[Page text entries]
-- Opening Marker --

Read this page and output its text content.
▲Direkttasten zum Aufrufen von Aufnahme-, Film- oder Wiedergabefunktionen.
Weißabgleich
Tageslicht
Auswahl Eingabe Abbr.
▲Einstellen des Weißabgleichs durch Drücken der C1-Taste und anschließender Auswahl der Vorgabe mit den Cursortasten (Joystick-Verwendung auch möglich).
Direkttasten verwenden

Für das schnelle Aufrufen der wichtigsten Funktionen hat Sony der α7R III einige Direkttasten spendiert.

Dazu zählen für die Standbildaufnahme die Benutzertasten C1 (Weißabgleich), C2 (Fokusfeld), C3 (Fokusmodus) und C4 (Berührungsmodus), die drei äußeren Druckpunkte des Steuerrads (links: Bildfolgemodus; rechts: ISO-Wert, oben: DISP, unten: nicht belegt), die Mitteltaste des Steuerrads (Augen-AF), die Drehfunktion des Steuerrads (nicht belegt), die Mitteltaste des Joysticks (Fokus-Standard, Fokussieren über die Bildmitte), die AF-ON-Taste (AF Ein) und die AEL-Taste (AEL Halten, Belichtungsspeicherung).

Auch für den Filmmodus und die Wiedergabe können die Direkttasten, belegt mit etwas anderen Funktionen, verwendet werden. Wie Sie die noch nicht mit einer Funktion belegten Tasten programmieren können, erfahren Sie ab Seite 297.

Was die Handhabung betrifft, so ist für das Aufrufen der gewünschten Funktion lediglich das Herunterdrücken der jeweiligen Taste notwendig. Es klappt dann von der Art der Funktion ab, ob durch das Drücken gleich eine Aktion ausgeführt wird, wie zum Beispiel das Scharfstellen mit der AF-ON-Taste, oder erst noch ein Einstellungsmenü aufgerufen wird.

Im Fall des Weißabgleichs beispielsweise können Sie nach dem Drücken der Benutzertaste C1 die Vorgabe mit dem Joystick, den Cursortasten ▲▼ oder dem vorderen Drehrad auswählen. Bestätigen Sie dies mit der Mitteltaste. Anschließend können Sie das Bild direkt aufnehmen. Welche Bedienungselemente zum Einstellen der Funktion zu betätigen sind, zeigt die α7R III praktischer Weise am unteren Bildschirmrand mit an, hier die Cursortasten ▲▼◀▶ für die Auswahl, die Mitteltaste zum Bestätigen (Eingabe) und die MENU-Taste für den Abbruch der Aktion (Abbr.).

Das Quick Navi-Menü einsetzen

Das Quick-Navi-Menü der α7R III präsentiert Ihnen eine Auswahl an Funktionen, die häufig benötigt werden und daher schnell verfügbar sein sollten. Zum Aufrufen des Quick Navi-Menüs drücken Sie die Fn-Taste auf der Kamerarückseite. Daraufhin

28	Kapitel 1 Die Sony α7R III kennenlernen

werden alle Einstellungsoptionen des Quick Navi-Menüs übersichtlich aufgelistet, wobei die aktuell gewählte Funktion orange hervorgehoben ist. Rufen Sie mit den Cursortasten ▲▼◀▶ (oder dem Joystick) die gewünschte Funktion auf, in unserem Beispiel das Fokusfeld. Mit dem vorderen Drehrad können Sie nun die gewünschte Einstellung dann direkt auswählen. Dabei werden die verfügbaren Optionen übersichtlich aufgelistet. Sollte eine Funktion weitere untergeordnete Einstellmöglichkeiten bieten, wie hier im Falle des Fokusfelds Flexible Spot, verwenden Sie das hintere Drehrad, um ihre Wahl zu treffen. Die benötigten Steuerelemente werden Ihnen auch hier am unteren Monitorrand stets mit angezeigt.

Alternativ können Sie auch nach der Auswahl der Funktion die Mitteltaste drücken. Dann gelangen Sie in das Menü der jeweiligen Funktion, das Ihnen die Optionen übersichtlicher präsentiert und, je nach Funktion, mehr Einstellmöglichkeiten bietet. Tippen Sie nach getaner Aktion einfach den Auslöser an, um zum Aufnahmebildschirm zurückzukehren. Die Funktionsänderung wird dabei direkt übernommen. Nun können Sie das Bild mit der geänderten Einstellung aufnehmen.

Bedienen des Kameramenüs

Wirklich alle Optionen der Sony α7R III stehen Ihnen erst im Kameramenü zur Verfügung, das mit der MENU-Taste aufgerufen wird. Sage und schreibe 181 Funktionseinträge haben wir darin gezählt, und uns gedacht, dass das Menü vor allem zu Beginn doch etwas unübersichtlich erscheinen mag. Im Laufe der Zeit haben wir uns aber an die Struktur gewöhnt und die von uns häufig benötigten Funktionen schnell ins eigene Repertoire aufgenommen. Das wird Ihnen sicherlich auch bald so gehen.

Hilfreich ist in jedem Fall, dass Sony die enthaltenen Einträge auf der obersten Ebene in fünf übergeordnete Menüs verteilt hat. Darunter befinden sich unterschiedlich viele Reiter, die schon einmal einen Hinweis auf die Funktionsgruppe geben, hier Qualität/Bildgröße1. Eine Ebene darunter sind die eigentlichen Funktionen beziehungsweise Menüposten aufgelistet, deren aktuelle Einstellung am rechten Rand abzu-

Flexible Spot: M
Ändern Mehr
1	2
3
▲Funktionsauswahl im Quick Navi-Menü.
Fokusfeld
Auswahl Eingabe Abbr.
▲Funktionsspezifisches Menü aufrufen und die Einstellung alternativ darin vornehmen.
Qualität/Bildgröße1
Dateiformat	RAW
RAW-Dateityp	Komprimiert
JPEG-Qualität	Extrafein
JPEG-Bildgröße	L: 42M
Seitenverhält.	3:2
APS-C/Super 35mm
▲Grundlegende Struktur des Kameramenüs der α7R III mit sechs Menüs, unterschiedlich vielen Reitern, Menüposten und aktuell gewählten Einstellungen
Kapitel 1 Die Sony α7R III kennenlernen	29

-- Closing Marker --

* **DESCRIPTION OF THE TASK**:
Reproduce each entry above exactly, keeping every character.

* **EXPECTED ANSWER**:
Read this page and output its text content.
▲Direkttasten zum Aufrufen von Aufnahme-, Film- oder Wiedergabefunktionen.
Weißabgleich
Tageslicht
Auswahl Eingabe Abbr.
▲Einstellen des Weißabgleichs durch Drücken der C1-Taste und anschließender Auswahl der Vorgabe mit den Cursortasten (Joystick-Verwendung auch möglich).
Direkttasten verwenden

Für das schnelle Aufrufen der wichtigsten Funktionen hat Sony der α7R III einige Direkttasten spendiert.

Dazu zählen für die Standbildaufnahme die Benutzertasten C1 (Weißabgleich), C2 (Fokusfeld), C3 (Fokusmodus) und C4 (Berührungsmodus), die drei äußeren Druckpunkte des Steuerrads (links: Bildfolgemodus; rechts: ISO-Wert, oben: DISP, unten: nicht belegt), die Mitteltaste des Steuerrads (Augen-AF), die Drehfunktion des Steuerrads (nicht belegt), die Mitteltaste des Joysticks (Fokus-Standard, Fokussieren über die Bildmitte), die AF-ON-Taste (AF Ein) und die AEL-Taste (AEL Halten, Belichtungsspeicherung).

Auch für den Filmmodus und die Wiedergabe können die Direkttasten, belegt mit etwas anderen Funktionen, verwendet werden. Wie Sie die noch nicht mit einer Funktion belegten Tasten programmieren können, erfahren Sie ab Seite 297.

Was die Handhabung betrifft, so ist für das Aufrufen der gewünschten Funktion lediglich das Herunterdrücken der jeweiligen Taste notwendig. Es klappt dann von der Art der Funktion ab, ob durch das Drücken gleich eine Aktion ausgeführt wird, wie zum Beispiel das Scharfstellen mit der AF-ON-Taste, oder erst noch ein Einstellungsmenü aufgerufen wird.

Im Fall des Weißabgleichs beispielsweise können Sie nach dem Drücken der Benutzertaste C1 die Vorgabe mit dem Joystick, den Cursortasten ▲▼ oder dem vorderen Drehrad auswählen. Bestätigen Sie dies mit der Mitteltaste. Anschließend können Sie das Bild direkt aufnehmen. Welche Bedienungselemente zum Einstellen der Funktion zu betätigen sind, zeigt die α7R III praktischer Weise am unteren Bildschirmrand mit an, hier die Cursortasten ▲▼◀▶ für die Auswahl, die Mitteltaste zum Bestätigen (Eingabe) und die MENU-Taste für den Abbruch der Aktion (Abbr.).

Das Quick Navi-Menü einsetzen

Das Quick-Navi-Menü der α7R III präsentiert Ihnen eine Auswahl an Funktionen, die häufig benötigt werden und daher schnell verfügbar sein sollten. Zum Aufrufen des Quick Navi-Menüs drücken Sie die Fn-Taste auf der Kamerarückseite. Daraufhin

28	Kapitel 1 Die Sony α7R III kennenlernen

werden alle Einstellungsoptionen des Quick Navi-Menüs übersichtlich aufgelistet, wobei die aktuell gewählte Funktion orange hervorgehoben ist. Rufen Sie mit den Cursortasten ▲▼◀▶ (oder dem Joystick) die gewünschte Funktion auf, in unserem Beispiel das Fokusfeld. Mit dem vorderen Drehrad können Sie nun die gewünschte Einstellung dann direkt auswählen. Dabei werden die verfügbaren Optionen übersichtlich aufgelistet. Sollte eine Funktion weitere untergeordnete Einstellmöglichkeiten bieten, wie hier im Falle des Fokusfelds Flexible Spot, verwenden Sie das hintere Drehrad, um ihre Wahl zu treffen. Die benötigten Steuerelemente werden Ihnen auch hier am unteren Monitorrand stets mit angezeigt.

Alternativ können Sie auch nach der Auswahl der Funktion die Mitteltaste drücken. Dann gelangen Sie in das Menü der jeweiligen Funktion, das Ihnen die Optionen übersichtlicher präsentiert und, je nach Funktion, mehr Einstellmöglichkeiten bietet. Tippen Sie nach getaner Aktion einfach den Auslöser an, um zum Aufnahmebildschirm zurückzukehren. Die Funktionsänderung wird dabei direkt übernommen. Nun können Sie das Bild mit der geänderten Einstellung aufnehmen.

Bedienen des Kameramenüs

Wirklich alle Optionen der Sony α7R III stehen Ihnen erst im Kameramenü zur Verfügung, das mit der MENU-Taste aufgerufen wird. Sage und schreibe 181 Funktionseinträge haben wir darin gezählt, und uns gedacht, dass das Menü vor allem zu Beginn doch etwas unübersichtlich erscheinen mag. Im Laufe der Zeit haben wir uns aber an die Struktur gewöhnt und die von uns häufig benötigten Funktionen schnell ins eigene Repertoire aufgenommen. Das wird Ihnen sicherlich auch bald so gehen.

Hilfreich ist in jedem Fall, dass Sony die enthaltenen Einträge auf der obersten Ebene in fünf übergeordnete Menüs verteilt hat. Darunter befinden sich unterschiedlich viele Reiter, die schon einmal einen Hinweis auf die Funktionsgruppe geben, hier Qualität/Bildgröße1. Eine Ebene darunter sind die eigentlichen Funktionen beziehungsweise Menüposten aufgelistet, deren aktuelle Einstellung am rechten Rand abzu-

Flexible Spot: M
Ändern Mehr
1	2
3
▲Funktionsauswahl im Quick Navi-Menü.
Fokusfeld
Auswahl Eingabe Abbr.
▲Funktionsspezifisches Menü aufrufen und die Einstellung alternativ darin vornehmen.
Qualität/Bildgröße1
Dateiformat	RAW
RAW-Dateityp	Komprimiert
JPEG-Qualität	Extrafein
JPEG-Bildgröße	L: 42M
Seitenverhält.	3:2
APS-C/Super 35mm
▲Grundlegende Struktur des Kameramenüs der α7R III mit sechs Menüs, unterschiedlich vielen Reitern, Menüposten und aktuell gewählten Einstellungen
Kapitel 1 Die Sony α7R III kennenlernen	29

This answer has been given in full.